What this task involves » Without the images, print all the entries below exactly as given.

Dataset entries
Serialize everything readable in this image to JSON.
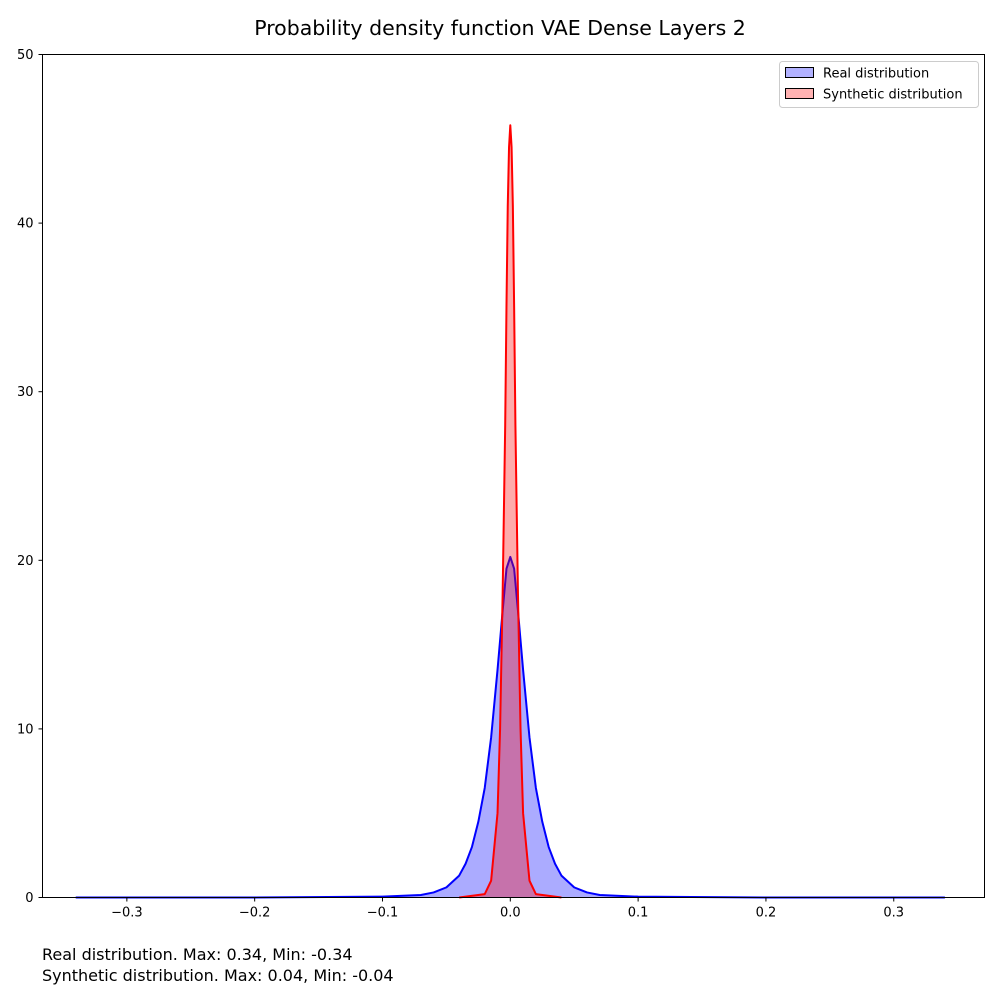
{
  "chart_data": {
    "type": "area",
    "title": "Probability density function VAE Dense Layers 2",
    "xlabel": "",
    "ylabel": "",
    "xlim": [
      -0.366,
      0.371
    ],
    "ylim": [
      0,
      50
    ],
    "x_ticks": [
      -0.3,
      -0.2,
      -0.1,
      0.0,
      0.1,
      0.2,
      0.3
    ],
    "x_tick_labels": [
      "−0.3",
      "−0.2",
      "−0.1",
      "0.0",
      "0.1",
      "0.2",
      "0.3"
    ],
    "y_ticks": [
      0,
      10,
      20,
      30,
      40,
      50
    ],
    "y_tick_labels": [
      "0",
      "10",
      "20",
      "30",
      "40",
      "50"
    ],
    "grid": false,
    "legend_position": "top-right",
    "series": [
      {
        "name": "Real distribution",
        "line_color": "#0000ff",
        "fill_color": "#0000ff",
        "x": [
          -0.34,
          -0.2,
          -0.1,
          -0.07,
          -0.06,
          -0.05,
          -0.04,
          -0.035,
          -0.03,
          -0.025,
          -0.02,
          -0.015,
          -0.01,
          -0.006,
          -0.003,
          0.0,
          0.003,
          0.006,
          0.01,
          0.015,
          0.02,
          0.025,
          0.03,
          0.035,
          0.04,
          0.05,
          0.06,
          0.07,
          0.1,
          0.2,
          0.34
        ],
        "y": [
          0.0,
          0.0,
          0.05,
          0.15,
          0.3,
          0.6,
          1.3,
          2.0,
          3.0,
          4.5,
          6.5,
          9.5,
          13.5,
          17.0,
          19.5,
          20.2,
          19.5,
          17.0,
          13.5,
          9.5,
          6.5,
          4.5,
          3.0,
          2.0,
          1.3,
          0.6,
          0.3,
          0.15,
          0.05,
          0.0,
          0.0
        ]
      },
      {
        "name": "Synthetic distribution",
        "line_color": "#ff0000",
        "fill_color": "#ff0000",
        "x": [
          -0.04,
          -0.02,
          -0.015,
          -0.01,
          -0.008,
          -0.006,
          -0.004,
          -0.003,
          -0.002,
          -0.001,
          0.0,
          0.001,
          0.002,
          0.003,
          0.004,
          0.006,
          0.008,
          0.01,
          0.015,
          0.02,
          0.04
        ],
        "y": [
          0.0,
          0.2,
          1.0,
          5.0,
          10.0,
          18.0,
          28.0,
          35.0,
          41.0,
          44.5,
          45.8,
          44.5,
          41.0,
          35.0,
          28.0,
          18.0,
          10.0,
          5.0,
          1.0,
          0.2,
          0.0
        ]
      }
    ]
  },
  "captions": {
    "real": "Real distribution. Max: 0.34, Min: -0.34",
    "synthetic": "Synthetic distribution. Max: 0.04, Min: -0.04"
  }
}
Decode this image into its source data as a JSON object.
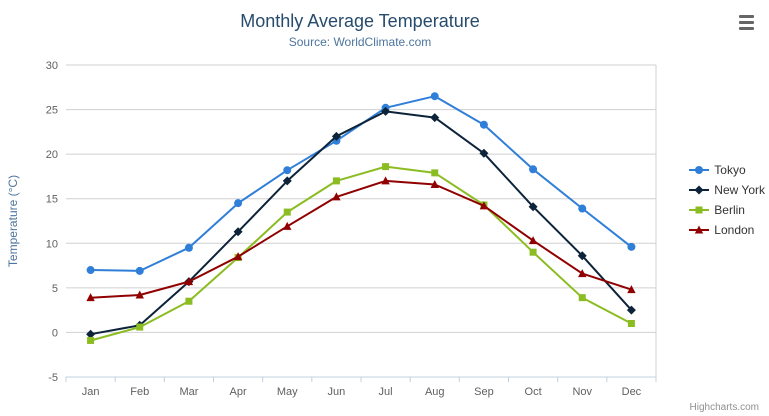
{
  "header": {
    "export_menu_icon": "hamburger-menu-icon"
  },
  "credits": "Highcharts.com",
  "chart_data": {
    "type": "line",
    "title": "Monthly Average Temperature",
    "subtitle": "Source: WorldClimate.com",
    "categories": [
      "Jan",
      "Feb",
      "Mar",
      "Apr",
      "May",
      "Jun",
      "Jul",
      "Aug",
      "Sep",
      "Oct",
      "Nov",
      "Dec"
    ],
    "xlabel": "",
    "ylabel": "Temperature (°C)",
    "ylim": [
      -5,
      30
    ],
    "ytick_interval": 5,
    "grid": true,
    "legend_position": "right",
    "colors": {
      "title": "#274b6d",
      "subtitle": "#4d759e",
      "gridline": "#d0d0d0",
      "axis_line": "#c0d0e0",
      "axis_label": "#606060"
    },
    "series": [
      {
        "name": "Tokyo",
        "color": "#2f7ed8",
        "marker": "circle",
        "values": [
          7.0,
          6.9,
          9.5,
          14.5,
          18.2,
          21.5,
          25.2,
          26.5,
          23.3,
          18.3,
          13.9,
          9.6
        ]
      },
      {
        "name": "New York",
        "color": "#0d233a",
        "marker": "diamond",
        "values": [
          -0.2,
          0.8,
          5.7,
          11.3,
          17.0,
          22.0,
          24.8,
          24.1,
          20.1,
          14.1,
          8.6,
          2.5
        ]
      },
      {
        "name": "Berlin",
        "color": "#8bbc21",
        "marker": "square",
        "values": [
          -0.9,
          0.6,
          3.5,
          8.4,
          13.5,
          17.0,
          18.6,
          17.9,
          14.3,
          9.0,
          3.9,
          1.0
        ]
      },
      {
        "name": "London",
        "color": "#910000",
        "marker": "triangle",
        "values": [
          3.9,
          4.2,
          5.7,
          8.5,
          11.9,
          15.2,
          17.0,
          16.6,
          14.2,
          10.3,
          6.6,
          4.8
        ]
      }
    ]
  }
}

Result »
Serialize everything readable in this image to JSON.
{
  "chart_data": {
    "type": "area",
    "title": "Probability density function VAE Dense Layers 2",
    "xlabel": "",
    "ylabel": "",
    "xlim": [
      -0.366,
      0.371
    ],
    "ylim": [
      0,
      50
    ],
    "x_ticks": [
      -0.3,
      -0.2,
      -0.1,
      0.0,
      0.1,
      0.2,
      0.3
    ],
    "x_tick_labels": [
      "−0.3",
      "−0.2",
      "−0.1",
      "0.0",
      "0.1",
      "0.2",
      "0.3"
    ],
    "y_ticks": [
      0,
      10,
      20,
      30,
      40,
      50
    ],
    "y_tick_labels": [
      "0",
      "10",
      "20",
      "30",
      "40",
      "50"
    ],
    "grid": false,
    "legend_position": "top-right",
    "series": [
      {
        "name": "Real distribution",
        "line_color": "#0000ff",
        "fill_color": "#0000ff",
        "x": [
          -0.34,
          -0.2,
          -0.1,
          -0.07,
          -0.06,
          -0.05,
          -0.04,
          -0.035,
          -0.03,
          -0.025,
          -0.02,
          -0.015,
          -0.01,
          -0.006,
          -0.003,
          0.0,
          0.003,
          0.006,
          0.01,
          0.015,
          0.02,
          0.025,
          0.03,
          0.035,
          0.04,
          0.05,
          0.06,
          0.07,
          0.1,
          0.2,
          0.34
        ],
        "y": [
          0.0,
          0.0,
          0.05,
          0.15,
          0.3,
          0.6,
          1.3,
          2.0,
          3.0,
          4.5,
          6.5,
          9.5,
          13.5,
          17.0,
          19.5,
          20.2,
          19.5,
          17.0,
          13.5,
          9.5,
          6.5,
          4.5,
          3.0,
          2.0,
          1.3,
          0.6,
          0.3,
          0.15,
          0.05,
          0.0,
          0.0
        ]
      },
      {
        "name": "Synthetic distribution",
        "line_color": "#ff0000",
        "fill_color": "#ff0000",
        "x": [
          -0.04,
          -0.02,
          -0.015,
          -0.01,
          -0.008,
          -0.006,
          -0.004,
          -0.003,
          -0.002,
          -0.001,
          0.0,
          0.001,
          0.002,
          0.003,
          0.004,
          0.006,
          0.008,
          0.01,
          0.015,
          0.02,
          0.04
        ],
        "y": [
          0.0,
          0.2,
          1.0,
          5.0,
          10.0,
          18.0,
          28.0,
          35.0,
          41.0,
          44.5,
          45.8,
          44.5,
          41.0,
          35.0,
          28.0,
          18.0,
          10.0,
          5.0,
          1.0,
          0.2,
          0.0
        ]
      }
    ]
  },
  "captions": {
    "real": "Real distribution. Max: 0.34, Min: -0.34",
    "synthetic": "Synthetic distribution. Max: 0.04, Min: -0.04"
  }
}
Decode this image into its source data as a JSON object.
{
  "header": {
    "export_menu_icon": "hamburger-menu-icon"
  },
  "credits": "Highcharts.com",
  "chart_data": {
    "type": "line",
    "title": "Monthly Average Temperature",
    "subtitle": "Source: WorldClimate.com",
    "categories": [
      "Jan",
      "Feb",
      "Mar",
      "Apr",
      "May",
      "Jun",
      "Jul",
      "Aug",
      "Sep",
      "Oct",
      "Nov",
      "Dec"
    ],
    "xlabel": "",
    "ylabel": "Temperature (°C)",
    "ylim": [
      -5,
      30
    ],
    "ytick_interval": 5,
    "grid": true,
    "legend_position": "right",
    "colors": {
      "title": "#274b6d",
      "subtitle": "#4d759e",
      "gridline": "#d0d0d0",
      "axis_line": "#c0d0e0",
      "axis_label": "#606060"
    },
    "series": [
      {
        "name": "Tokyo",
        "color": "#2f7ed8",
        "marker": "circle",
        "values": [
          7.0,
          6.9,
          9.5,
          14.5,
          18.2,
          21.5,
          25.2,
          26.5,
          23.3,
          18.3,
          13.9,
          9.6
        ]
      },
      {
        "name": "New York",
        "color": "#0d233a",
        "marker": "diamond",
        "values": [
          -0.2,
          0.8,
          5.7,
          11.3,
          17.0,
          22.0,
          24.8,
          24.1,
          20.1,
          14.1,
          8.6,
          2.5
        ]
      },
      {
        "name": "Berlin",
        "color": "#8bbc21",
        "marker": "square",
        "values": [
          -0.9,
          0.6,
          3.5,
          8.4,
          13.5,
          17.0,
          18.6,
          17.9,
          14.3,
          9.0,
          3.9,
          1.0
        ]
      },
      {
        "name": "London",
        "color": "#910000",
        "marker": "triangle",
        "values": [
          3.9,
          4.2,
          5.7,
          8.5,
          11.9,
          15.2,
          17.0,
          16.6,
          14.2,
          10.3,
          6.6,
          4.8
        ]
      }
    ]
  }
}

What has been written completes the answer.